TASK BRIEF
Quote all of the data exactly as given. Skip every picture it contains.

RECORDS PROVIDED
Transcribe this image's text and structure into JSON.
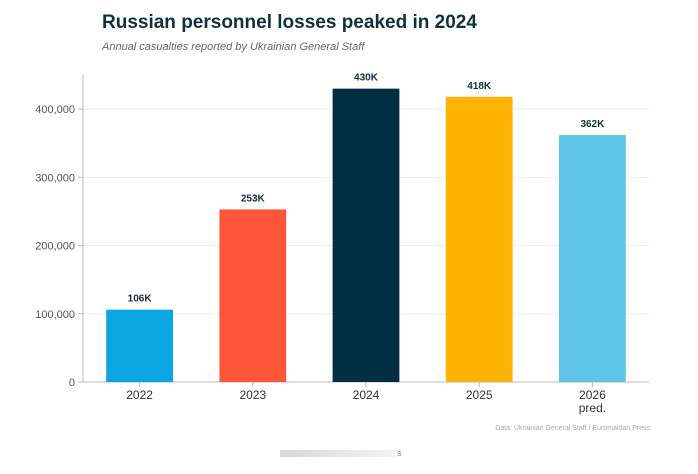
{
  "chart_data": {
    "type": "bar",
    "title": "Russian personnel losses peaked in 2024",
    "subtitle": "Annual casualties reported by Ukrainian General Staff",
    "categories": [
      "2022",
      "2023",
      "2024",
      "2025",
      "2026\npred."
    ],
    "values": [
      106000,
      253000,
      430000,
      418000,
      362000
    ],
    "data_labels": [
      "106K",
      "253K",
      "430K",
      "418K",
      "362K"
    ],
    "bar_colors": [
      "#0aa6e1",
      "#ff5639",
      "#022e42",
      "#ffb401",
      "#5ec5e8"
    ],
    "y_ticks": [
      0,
      100000,
      200000,
      300000,
      400000
    ],
    "y_tick_labels": [
      "0",
      "100,000",
      "200,000",
      "300,000",
      "400,000"
    ],
    "ylim": [
      0,
      450000
    ],
    "xlabel": "",
    "ylabel": "",
    "grid": true,
    "source": "Data: Ukrainian General Staff / Euromaidan Press"
  },
  "footer": {
    "scroll_letter": "s"
  },
  "colors": {
    "title": "#10303f",
    "label": "#10303f",
    "tick": "#555555",
    "grid": "#eeeeee",
    "axis": "#bbbbbb"
  }
}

WRITTEN ANSWER
Transcribe this image's text and structure into JSON.
{
  "chart_data": {
    "type": "bar",
    "title": "Russian personnel losses peaked in 2024",
    "subtitle": "Annual casualties reported by Ukrainian General Staff",
    "categories": [
      "2022",
      "2023",
      "2024",
      "2025",
      "2026\npred."
    ],
    "values": [
      106000,
      253000,
      430000,
      418000,
      362000
    ],
    "data_labels": [
      "106K",
      "253K",
      "430K",
      "418K",
      "362K"
    ],
    "bar_colors": [
      "#0aa6e1",
      "#ff5639",
      "#022e42",
      "#ffb401",
      "#5ec5e8"
    ],
    "y_ticks": [
      0,
      100000,
      200000,
      300000,
      400000
    ],
    "y_tick_labels": [
      "0",
      "100,000",
      "200,000",
      "300,000",
      "400,000"
    ],
    "ylim": [
      0,
      450000
    ],
    "xlabel": "",
    "ylabel": "",
    "grid": true,
    "source": "Data: Ukrainian General Staff / Euromaidan Press"
  },
  "footer": {
    "scroll_letter": "s"
  },
  "colors": {
    "title": "#10303f",
    "label": "#10303f",
    "tick": "#555555",
    "grid": "#eeeeee",
    "axis": "#bbbbbb"
  }
}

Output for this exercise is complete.